Exercise directions: In the records below, find each line containing the word "Duração" and copy it.

Stored records:

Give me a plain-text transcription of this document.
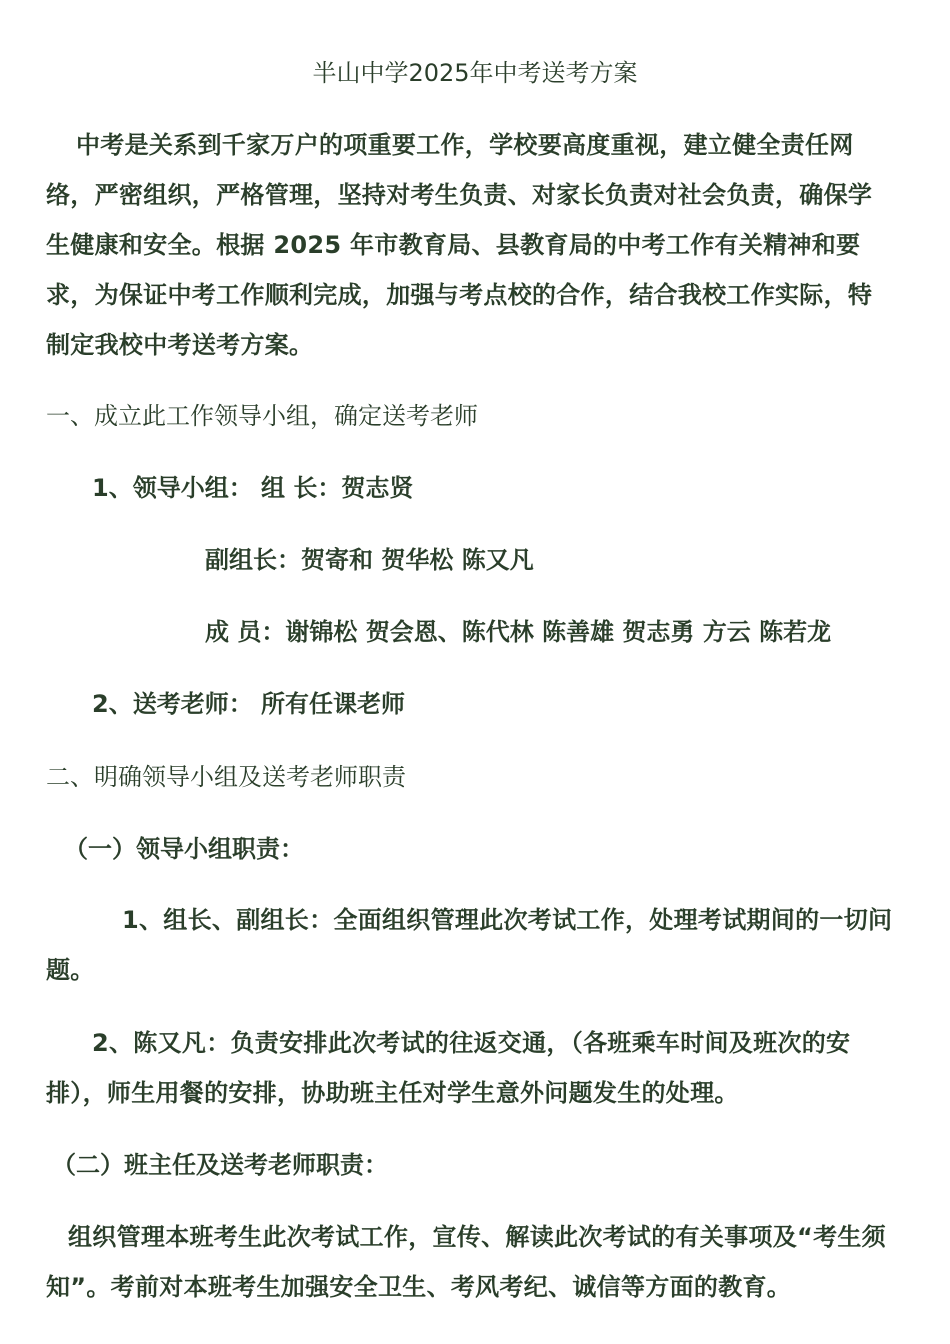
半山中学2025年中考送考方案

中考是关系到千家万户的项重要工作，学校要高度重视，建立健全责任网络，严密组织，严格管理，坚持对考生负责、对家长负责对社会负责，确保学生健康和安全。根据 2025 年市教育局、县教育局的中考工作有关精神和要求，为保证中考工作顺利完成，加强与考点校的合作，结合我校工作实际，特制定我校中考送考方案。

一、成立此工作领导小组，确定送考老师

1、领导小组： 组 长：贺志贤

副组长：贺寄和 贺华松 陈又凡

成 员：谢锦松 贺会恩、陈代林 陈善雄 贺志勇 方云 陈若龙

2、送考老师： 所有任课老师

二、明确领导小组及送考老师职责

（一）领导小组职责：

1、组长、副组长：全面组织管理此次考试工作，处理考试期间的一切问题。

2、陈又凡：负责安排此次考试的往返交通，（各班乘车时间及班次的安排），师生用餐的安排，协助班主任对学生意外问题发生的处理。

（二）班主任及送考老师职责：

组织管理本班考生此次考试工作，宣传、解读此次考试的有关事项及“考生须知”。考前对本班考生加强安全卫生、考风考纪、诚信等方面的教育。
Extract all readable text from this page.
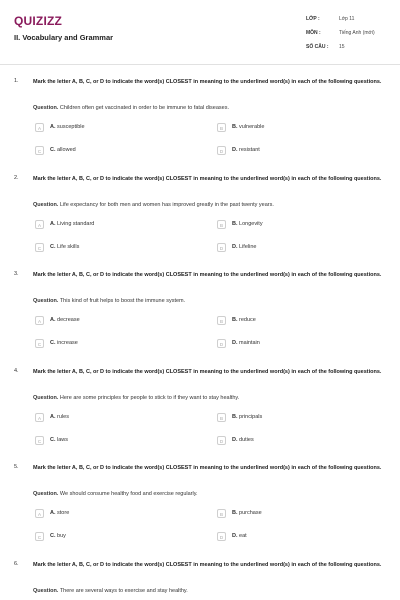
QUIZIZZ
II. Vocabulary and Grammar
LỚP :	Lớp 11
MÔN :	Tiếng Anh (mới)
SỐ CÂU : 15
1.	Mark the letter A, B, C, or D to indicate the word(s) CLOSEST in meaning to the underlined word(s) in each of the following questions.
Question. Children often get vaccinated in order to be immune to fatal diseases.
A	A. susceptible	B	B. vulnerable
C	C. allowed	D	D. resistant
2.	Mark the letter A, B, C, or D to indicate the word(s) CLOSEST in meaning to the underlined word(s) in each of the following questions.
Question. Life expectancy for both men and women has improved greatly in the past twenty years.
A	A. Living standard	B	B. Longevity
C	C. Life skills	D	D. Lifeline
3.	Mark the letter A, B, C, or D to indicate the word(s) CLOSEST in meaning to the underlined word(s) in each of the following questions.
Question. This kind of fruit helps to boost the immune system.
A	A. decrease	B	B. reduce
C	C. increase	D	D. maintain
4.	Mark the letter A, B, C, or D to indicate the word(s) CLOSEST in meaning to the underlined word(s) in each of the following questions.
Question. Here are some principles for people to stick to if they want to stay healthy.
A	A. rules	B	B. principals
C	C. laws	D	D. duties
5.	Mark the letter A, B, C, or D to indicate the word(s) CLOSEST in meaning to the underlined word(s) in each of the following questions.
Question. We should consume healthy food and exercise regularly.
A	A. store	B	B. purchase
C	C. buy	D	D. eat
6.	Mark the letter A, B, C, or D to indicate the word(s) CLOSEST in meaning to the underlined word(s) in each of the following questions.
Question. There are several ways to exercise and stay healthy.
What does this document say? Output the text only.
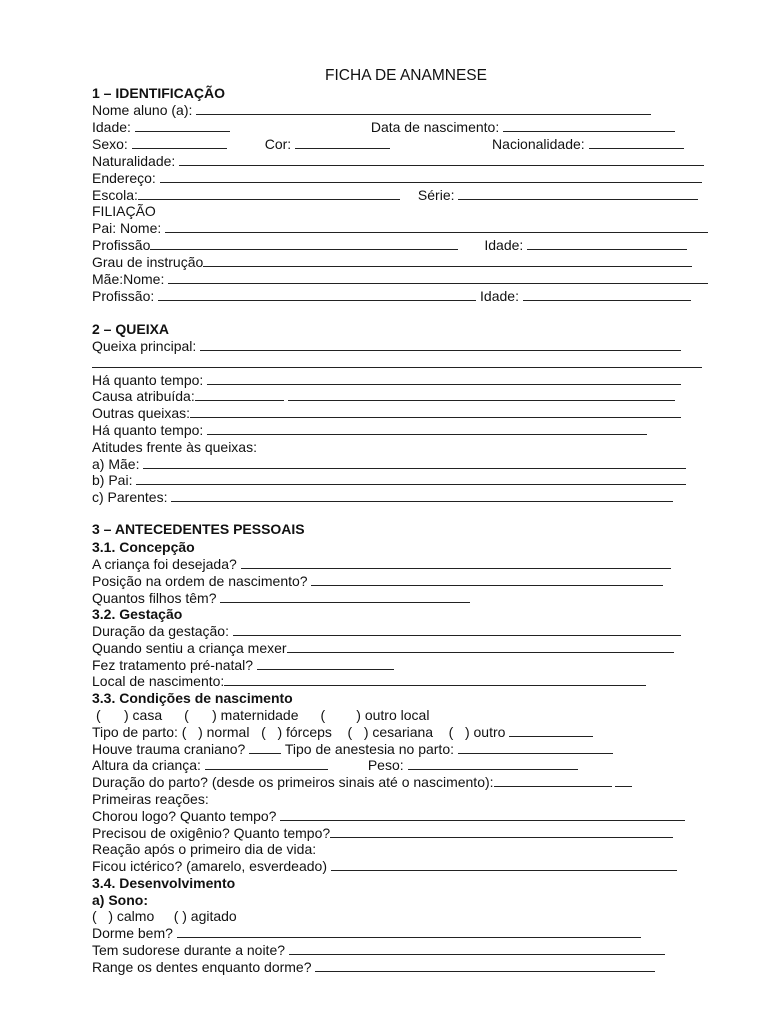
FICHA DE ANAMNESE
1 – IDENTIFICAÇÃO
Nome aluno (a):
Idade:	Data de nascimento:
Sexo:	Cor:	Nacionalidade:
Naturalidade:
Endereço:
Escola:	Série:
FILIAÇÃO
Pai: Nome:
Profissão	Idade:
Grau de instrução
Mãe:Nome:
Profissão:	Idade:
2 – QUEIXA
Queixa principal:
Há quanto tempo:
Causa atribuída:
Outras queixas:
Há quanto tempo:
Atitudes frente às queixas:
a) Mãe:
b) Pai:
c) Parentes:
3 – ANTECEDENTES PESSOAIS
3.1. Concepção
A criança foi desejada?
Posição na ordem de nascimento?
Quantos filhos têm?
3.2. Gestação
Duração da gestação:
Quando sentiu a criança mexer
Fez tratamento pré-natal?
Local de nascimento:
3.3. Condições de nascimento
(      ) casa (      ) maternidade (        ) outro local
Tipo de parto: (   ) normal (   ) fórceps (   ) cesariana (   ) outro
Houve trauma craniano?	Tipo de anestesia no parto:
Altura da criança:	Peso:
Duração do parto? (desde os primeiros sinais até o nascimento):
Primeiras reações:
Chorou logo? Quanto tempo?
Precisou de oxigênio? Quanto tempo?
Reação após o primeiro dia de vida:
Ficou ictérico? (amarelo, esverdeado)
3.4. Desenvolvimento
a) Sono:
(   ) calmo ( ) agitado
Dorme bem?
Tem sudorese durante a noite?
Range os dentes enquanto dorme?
---
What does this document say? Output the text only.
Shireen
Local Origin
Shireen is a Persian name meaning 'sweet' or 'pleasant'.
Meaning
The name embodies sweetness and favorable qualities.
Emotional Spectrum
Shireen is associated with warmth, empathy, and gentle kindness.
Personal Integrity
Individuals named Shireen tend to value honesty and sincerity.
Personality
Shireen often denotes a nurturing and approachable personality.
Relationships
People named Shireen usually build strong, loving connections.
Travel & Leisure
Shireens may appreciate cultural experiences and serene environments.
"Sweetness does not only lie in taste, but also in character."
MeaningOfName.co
* * *
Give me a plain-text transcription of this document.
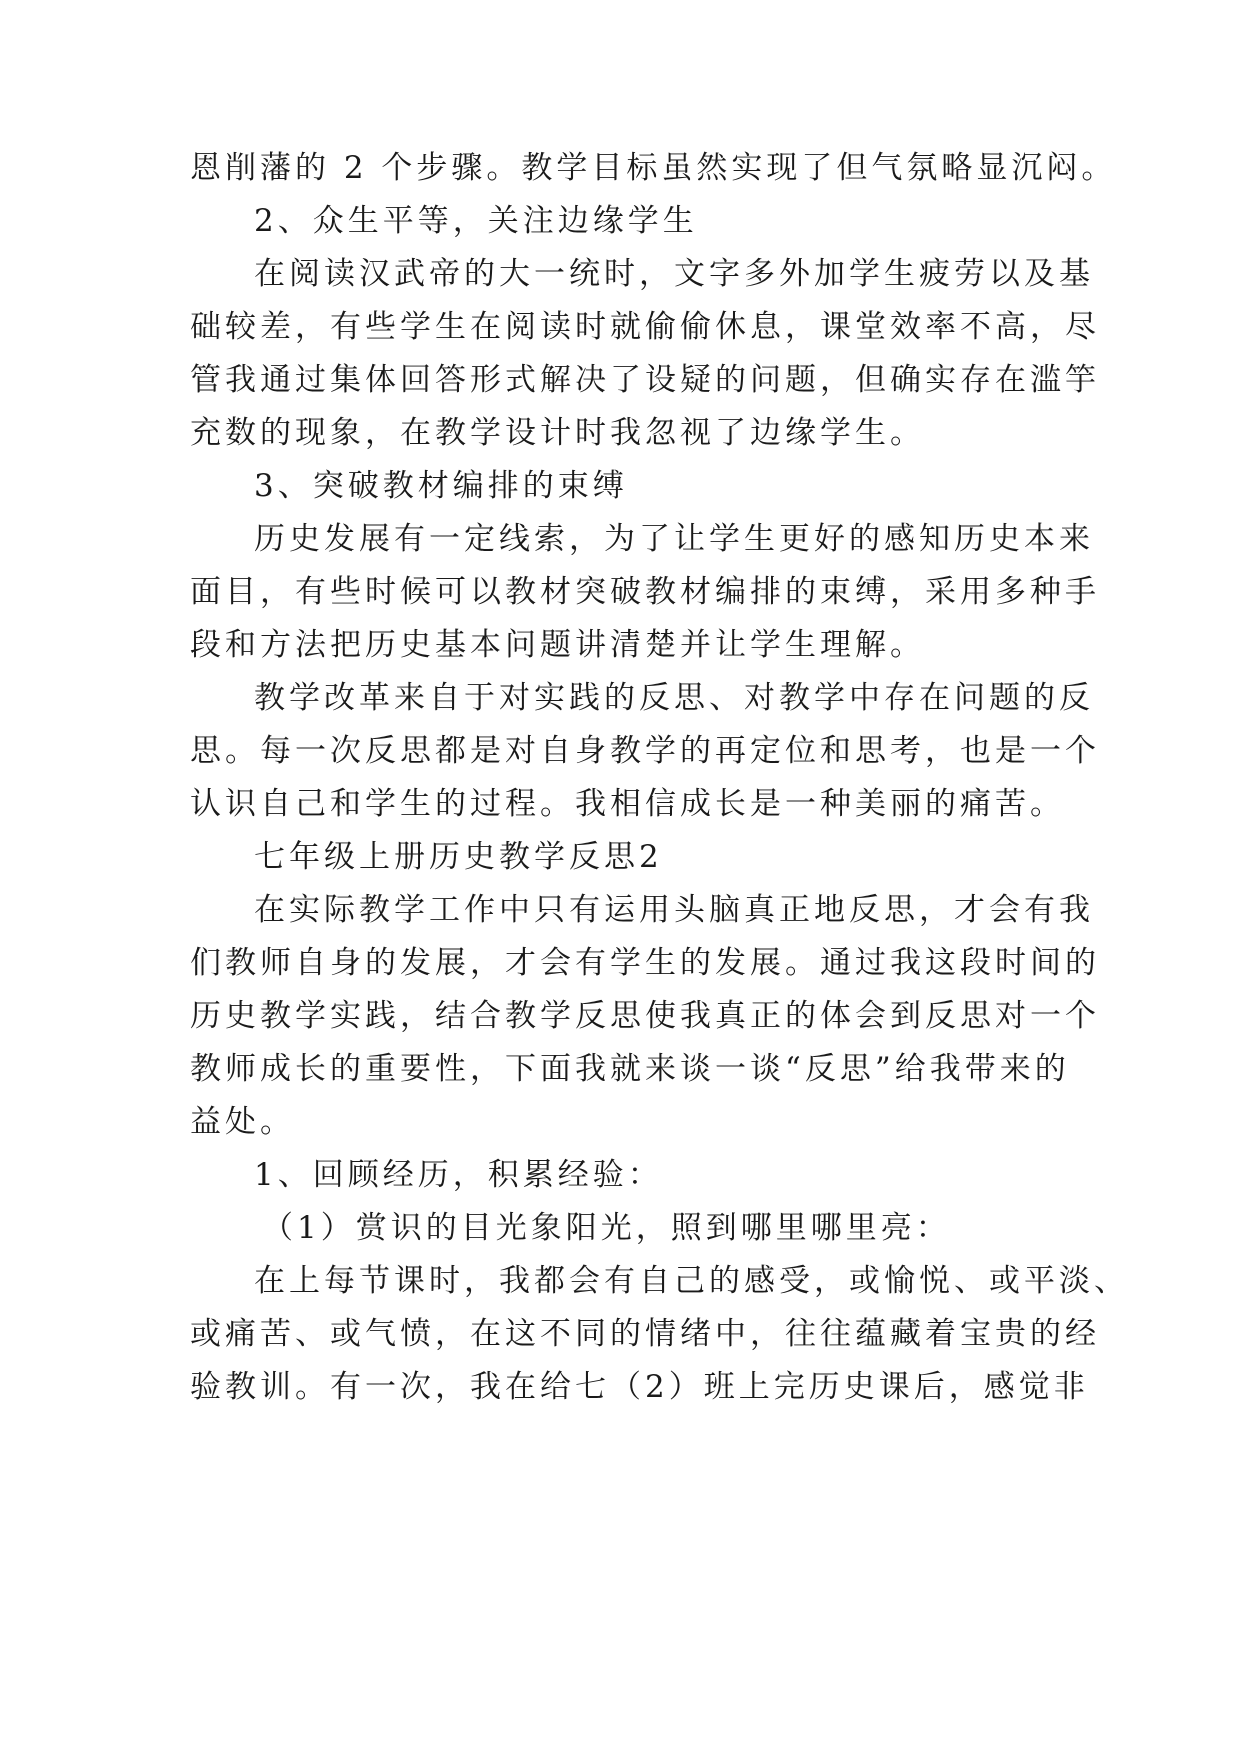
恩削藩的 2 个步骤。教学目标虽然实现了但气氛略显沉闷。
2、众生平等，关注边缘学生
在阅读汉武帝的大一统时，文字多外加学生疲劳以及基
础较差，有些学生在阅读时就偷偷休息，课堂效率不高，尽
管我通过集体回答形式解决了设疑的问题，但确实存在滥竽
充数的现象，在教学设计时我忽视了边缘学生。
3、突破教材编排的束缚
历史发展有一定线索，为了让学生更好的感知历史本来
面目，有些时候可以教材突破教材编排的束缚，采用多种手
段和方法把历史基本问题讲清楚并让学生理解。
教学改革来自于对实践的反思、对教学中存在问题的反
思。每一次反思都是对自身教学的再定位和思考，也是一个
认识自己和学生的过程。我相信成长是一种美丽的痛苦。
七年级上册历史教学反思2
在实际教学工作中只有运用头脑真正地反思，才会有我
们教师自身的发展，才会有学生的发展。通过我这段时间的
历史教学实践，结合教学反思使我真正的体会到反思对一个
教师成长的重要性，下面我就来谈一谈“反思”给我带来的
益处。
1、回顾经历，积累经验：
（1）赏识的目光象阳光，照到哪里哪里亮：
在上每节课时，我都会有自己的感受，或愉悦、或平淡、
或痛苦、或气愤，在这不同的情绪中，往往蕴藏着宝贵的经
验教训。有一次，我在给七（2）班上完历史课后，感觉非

Response below:
Duração da gestação:
Duração do parto? (desde os primeiros sinais até o nascimento):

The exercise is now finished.